## EXERCISE TASK:
Report every line below that holds the word "Current".

----- SUPPLIED RECORDS

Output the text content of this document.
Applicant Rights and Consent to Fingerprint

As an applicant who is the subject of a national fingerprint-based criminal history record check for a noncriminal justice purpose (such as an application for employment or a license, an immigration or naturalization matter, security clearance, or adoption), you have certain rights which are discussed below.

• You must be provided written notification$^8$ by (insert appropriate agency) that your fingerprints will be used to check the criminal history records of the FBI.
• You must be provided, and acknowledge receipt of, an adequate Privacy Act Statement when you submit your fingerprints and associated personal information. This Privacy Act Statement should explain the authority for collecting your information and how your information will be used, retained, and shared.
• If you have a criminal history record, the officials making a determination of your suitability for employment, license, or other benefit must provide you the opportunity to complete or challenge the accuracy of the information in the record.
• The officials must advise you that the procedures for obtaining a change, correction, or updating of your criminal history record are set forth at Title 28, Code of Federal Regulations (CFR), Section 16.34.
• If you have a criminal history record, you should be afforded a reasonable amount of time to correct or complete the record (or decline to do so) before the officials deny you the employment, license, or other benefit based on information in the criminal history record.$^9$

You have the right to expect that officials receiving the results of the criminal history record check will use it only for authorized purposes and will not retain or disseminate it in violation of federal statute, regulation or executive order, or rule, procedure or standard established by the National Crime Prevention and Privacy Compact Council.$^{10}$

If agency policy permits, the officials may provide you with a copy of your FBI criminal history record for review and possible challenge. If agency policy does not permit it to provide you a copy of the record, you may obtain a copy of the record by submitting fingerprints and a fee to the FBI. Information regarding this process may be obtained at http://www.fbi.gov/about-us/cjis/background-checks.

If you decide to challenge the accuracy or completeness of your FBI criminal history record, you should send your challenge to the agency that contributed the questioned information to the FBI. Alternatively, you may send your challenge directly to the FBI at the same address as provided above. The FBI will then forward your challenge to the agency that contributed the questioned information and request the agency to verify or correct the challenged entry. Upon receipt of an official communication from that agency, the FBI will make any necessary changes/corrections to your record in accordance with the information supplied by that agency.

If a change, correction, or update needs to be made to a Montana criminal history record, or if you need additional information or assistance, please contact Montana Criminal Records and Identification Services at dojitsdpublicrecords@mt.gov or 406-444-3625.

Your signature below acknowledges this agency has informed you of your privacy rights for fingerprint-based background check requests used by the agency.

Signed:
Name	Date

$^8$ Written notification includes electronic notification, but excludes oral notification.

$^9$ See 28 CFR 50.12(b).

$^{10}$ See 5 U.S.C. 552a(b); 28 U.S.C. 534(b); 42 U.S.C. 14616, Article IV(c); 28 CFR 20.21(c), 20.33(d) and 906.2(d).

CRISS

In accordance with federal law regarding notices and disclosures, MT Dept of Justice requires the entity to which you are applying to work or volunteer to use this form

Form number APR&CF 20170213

----------
----- SUPPLIED RECORDS

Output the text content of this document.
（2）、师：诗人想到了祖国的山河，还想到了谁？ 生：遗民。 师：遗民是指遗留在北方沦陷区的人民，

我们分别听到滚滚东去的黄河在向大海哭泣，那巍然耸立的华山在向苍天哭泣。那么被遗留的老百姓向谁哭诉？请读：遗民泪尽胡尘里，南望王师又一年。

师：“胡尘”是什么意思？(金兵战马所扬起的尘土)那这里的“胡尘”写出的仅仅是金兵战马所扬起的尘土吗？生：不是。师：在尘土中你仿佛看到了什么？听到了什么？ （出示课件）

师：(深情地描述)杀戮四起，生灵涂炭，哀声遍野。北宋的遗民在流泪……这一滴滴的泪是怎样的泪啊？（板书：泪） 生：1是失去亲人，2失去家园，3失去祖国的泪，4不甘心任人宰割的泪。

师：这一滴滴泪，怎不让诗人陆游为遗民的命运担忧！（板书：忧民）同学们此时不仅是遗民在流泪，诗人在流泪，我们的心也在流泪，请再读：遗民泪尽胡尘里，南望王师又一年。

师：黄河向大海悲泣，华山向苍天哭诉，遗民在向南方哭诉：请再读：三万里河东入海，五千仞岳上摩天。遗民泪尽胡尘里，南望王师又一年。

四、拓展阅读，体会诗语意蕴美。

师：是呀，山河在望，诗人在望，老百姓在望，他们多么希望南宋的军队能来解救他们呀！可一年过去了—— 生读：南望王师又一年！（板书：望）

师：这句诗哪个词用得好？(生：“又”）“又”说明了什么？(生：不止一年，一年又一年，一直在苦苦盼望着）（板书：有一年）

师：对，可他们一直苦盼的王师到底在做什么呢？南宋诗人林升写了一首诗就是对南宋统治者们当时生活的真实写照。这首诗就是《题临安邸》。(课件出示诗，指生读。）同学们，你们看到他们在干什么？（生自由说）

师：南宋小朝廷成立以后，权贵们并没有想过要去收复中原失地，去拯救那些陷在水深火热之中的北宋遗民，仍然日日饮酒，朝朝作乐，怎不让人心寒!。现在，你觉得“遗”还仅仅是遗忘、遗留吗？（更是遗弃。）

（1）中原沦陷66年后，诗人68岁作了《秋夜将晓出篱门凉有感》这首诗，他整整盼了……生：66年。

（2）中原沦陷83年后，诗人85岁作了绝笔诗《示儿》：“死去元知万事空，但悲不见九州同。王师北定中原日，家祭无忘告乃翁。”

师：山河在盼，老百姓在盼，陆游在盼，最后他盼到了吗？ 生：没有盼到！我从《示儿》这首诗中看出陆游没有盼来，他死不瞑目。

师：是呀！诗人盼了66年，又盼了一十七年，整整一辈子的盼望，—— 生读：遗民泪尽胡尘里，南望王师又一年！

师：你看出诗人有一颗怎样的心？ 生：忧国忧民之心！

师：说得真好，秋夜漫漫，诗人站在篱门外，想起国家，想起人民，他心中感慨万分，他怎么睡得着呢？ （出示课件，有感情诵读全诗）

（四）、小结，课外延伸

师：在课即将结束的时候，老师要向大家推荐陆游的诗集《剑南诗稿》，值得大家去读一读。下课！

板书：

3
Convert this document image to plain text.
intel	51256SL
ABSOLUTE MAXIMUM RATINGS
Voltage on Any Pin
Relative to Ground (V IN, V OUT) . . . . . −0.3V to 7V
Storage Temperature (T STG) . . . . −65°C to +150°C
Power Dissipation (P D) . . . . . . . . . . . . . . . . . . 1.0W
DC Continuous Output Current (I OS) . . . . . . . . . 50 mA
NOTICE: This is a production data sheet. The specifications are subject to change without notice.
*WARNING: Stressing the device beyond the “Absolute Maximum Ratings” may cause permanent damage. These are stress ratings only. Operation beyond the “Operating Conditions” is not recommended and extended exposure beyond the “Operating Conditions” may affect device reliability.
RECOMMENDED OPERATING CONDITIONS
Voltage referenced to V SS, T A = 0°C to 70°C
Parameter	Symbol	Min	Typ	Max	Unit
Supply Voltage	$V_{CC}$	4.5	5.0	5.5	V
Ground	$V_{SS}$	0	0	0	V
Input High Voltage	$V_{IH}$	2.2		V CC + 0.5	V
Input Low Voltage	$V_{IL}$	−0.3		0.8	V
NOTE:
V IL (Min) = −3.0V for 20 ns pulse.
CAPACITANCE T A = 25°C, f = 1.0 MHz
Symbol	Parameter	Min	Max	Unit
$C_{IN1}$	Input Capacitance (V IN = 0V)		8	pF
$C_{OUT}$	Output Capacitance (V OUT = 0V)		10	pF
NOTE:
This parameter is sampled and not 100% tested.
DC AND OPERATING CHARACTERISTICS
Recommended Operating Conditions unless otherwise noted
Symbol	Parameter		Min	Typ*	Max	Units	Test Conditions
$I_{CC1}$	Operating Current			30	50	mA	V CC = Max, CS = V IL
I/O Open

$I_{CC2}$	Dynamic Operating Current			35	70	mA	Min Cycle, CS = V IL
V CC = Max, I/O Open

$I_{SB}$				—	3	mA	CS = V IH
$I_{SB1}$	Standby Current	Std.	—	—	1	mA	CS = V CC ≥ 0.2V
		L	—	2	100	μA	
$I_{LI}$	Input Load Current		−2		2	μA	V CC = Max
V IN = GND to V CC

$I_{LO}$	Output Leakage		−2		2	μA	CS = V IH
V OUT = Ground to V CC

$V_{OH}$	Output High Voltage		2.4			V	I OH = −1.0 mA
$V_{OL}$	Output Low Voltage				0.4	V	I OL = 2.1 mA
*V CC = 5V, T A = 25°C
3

----------

## EXERCISE RESULT:
DC Continuous Output Current (I OS) . . . . . . . . . 50 mA
$I_{CC1}$	Operating Current			30	50	mA	V CC = Max, CS = V IL
$I_{CC2}$	Dynamic Operating Current			35	70	mA	Min Cycle, CS = V IL
$I_{SB1}$	Standby Current	Std.	—	—	1	mA	CS = V CC ≥ 0.2V
$I_{LI}$	Input Load Current		−2		2	μA	V CC = Max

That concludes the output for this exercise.